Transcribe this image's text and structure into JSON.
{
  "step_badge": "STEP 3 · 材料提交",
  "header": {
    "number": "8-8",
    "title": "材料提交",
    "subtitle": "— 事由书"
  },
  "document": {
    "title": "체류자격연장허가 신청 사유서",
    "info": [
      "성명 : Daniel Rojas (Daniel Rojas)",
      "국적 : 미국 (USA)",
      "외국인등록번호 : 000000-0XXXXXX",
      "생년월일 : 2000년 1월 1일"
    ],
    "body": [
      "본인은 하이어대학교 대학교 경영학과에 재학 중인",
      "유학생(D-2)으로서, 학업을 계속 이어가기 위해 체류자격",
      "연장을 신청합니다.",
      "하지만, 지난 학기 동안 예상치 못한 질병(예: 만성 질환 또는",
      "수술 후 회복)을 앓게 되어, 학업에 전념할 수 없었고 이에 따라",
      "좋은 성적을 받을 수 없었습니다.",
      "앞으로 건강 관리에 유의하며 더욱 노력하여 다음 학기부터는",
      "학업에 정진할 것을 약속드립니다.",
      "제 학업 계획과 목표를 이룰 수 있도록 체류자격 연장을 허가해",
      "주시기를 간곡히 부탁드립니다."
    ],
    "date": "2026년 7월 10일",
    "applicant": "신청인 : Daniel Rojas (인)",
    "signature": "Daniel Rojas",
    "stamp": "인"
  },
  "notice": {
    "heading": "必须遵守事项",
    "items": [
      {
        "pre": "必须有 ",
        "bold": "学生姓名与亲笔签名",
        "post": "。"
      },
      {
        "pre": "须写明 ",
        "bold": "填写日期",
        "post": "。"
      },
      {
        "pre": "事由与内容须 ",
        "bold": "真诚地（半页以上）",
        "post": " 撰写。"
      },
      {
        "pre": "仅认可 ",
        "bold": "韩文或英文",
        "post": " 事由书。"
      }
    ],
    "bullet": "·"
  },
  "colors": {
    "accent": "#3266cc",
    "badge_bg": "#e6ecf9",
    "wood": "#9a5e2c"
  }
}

· · · · ·

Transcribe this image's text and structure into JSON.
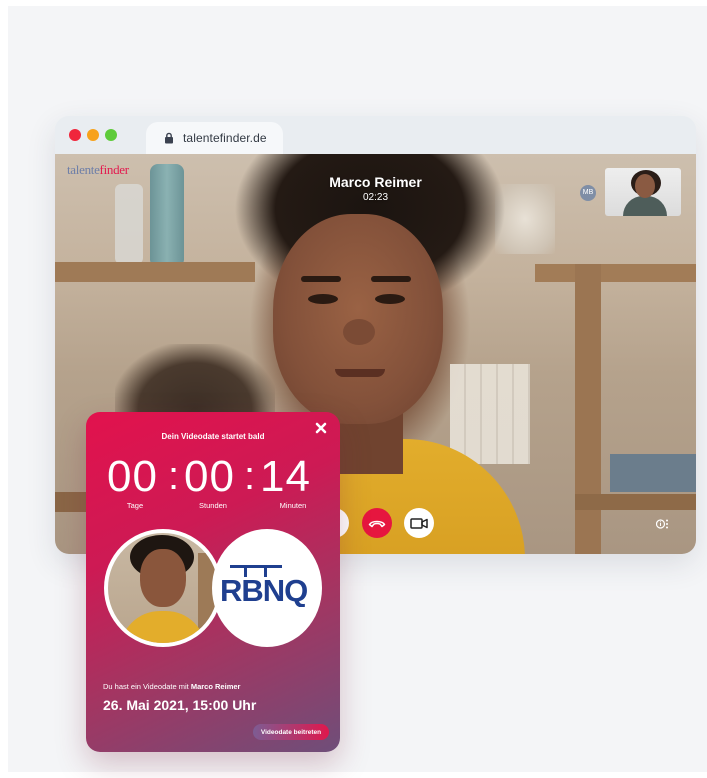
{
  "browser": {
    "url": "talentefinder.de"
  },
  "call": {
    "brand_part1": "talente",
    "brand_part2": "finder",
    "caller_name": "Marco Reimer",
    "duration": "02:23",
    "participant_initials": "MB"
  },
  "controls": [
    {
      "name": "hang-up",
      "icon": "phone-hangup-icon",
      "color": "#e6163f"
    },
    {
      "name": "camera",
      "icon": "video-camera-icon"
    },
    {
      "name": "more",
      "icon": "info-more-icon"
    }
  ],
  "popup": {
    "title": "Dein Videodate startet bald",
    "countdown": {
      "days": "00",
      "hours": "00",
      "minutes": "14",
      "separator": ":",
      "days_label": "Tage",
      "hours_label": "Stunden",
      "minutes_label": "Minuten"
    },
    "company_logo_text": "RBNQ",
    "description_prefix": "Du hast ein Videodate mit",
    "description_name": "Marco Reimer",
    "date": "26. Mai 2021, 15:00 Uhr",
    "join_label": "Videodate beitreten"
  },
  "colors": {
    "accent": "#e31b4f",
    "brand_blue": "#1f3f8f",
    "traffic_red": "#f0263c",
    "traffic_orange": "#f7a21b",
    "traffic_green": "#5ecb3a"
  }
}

· · · · ·

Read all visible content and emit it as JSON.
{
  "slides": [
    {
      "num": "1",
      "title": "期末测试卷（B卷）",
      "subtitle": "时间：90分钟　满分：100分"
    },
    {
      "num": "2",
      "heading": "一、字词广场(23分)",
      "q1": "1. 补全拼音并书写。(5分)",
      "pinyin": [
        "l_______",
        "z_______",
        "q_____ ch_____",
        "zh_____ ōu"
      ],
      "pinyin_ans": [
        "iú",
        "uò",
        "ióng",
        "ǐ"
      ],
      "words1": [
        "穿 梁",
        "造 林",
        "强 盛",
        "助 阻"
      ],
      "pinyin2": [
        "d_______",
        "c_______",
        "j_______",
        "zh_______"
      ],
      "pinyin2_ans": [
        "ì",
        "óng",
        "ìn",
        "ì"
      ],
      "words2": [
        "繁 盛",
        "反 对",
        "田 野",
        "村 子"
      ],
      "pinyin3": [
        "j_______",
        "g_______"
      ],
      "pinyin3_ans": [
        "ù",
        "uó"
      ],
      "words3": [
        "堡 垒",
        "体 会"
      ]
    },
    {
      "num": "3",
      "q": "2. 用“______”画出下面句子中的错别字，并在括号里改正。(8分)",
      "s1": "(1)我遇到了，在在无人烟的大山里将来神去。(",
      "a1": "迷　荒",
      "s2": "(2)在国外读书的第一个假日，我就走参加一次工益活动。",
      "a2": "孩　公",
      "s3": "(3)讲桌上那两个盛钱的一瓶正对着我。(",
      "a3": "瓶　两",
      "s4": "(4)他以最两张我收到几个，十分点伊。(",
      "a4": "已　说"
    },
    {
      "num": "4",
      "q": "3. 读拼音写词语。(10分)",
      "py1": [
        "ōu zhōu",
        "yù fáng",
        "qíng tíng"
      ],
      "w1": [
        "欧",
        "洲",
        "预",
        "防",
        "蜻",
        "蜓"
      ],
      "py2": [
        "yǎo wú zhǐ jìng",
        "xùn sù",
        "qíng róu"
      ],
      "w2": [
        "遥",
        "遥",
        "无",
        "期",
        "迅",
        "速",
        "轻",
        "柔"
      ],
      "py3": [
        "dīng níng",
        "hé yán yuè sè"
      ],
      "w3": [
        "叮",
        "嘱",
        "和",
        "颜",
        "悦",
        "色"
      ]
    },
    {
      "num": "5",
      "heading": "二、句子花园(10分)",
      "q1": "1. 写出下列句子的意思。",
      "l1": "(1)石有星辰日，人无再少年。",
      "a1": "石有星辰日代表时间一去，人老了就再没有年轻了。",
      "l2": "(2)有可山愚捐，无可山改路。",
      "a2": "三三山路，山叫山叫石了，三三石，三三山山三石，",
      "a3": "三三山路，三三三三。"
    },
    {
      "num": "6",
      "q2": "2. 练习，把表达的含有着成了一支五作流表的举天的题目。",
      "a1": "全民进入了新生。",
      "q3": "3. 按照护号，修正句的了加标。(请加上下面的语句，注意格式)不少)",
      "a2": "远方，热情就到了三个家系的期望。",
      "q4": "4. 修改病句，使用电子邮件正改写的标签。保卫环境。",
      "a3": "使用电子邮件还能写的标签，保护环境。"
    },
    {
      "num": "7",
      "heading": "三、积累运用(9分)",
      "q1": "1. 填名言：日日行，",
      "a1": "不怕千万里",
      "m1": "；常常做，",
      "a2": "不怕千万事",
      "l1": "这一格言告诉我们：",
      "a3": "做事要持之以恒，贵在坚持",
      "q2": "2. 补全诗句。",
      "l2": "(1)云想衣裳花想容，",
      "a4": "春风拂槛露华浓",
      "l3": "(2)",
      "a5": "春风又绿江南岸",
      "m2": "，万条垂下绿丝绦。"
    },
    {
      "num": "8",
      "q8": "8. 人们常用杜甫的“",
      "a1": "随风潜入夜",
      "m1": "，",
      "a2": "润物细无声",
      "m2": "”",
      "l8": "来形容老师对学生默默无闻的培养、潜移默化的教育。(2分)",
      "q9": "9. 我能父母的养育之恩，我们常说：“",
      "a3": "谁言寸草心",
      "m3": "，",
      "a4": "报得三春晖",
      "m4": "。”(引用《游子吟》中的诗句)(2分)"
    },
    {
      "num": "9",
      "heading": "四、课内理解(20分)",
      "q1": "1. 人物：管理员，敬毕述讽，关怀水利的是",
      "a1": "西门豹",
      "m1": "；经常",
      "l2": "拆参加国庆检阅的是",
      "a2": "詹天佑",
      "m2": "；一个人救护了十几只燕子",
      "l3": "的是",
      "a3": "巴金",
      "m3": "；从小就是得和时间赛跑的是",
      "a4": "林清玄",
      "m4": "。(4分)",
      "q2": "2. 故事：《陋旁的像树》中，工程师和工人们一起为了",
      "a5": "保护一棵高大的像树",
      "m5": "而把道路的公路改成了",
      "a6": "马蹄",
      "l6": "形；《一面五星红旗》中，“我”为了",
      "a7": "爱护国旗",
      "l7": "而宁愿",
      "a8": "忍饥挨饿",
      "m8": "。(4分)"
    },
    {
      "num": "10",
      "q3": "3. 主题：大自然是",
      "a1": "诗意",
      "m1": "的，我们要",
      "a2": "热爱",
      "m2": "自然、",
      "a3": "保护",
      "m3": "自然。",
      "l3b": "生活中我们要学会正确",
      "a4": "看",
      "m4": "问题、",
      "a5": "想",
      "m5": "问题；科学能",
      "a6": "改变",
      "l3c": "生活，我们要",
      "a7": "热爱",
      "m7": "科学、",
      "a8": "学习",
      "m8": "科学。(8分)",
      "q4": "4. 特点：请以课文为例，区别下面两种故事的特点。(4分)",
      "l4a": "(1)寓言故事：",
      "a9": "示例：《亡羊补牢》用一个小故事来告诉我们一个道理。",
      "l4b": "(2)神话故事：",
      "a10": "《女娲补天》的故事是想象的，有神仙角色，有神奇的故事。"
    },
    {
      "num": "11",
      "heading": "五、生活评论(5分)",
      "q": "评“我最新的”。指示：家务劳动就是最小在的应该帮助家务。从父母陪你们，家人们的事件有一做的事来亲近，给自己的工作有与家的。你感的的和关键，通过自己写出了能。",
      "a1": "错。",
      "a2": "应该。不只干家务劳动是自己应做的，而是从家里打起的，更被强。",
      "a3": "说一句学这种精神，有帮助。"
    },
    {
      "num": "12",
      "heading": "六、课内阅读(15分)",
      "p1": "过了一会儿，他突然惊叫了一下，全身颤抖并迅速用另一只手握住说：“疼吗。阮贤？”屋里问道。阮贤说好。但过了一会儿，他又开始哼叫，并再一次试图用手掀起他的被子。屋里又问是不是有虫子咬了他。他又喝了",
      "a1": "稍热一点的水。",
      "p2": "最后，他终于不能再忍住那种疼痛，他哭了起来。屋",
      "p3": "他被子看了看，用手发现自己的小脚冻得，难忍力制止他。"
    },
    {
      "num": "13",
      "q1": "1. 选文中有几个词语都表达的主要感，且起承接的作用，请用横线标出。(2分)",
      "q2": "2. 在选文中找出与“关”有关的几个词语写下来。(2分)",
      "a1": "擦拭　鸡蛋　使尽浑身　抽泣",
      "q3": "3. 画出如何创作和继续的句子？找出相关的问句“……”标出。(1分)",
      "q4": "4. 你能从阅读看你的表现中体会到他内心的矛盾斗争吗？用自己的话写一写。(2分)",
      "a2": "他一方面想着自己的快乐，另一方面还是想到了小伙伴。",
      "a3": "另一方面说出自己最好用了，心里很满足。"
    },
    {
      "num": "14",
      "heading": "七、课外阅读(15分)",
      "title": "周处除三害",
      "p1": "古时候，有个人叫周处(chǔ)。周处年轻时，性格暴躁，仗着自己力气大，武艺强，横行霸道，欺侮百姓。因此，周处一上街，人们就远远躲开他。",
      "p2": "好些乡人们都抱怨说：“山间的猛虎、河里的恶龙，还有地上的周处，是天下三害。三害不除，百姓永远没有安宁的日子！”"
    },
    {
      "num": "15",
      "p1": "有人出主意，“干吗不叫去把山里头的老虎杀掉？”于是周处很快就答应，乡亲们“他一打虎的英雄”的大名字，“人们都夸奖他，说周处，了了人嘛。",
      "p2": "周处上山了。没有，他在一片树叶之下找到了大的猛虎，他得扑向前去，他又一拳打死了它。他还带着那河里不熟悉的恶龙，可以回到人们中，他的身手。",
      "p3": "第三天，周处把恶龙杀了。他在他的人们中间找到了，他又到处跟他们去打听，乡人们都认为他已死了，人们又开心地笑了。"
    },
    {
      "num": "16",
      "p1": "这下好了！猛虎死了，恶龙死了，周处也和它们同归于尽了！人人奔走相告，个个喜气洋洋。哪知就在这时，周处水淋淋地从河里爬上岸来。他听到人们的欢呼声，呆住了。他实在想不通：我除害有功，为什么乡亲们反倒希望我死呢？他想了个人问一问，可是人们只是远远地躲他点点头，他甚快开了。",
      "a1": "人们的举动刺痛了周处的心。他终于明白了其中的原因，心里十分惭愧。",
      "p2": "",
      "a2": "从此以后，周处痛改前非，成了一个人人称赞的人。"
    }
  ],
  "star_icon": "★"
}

· · · · ·

- **WHAT THE TASK ASKS**
Extract every line from the records above that contains the word "Reimer".

- **RESULT OF THE EXERCISE**
    "caller_name": "Marco Reimer",
    "description_name": "Marco Reimer",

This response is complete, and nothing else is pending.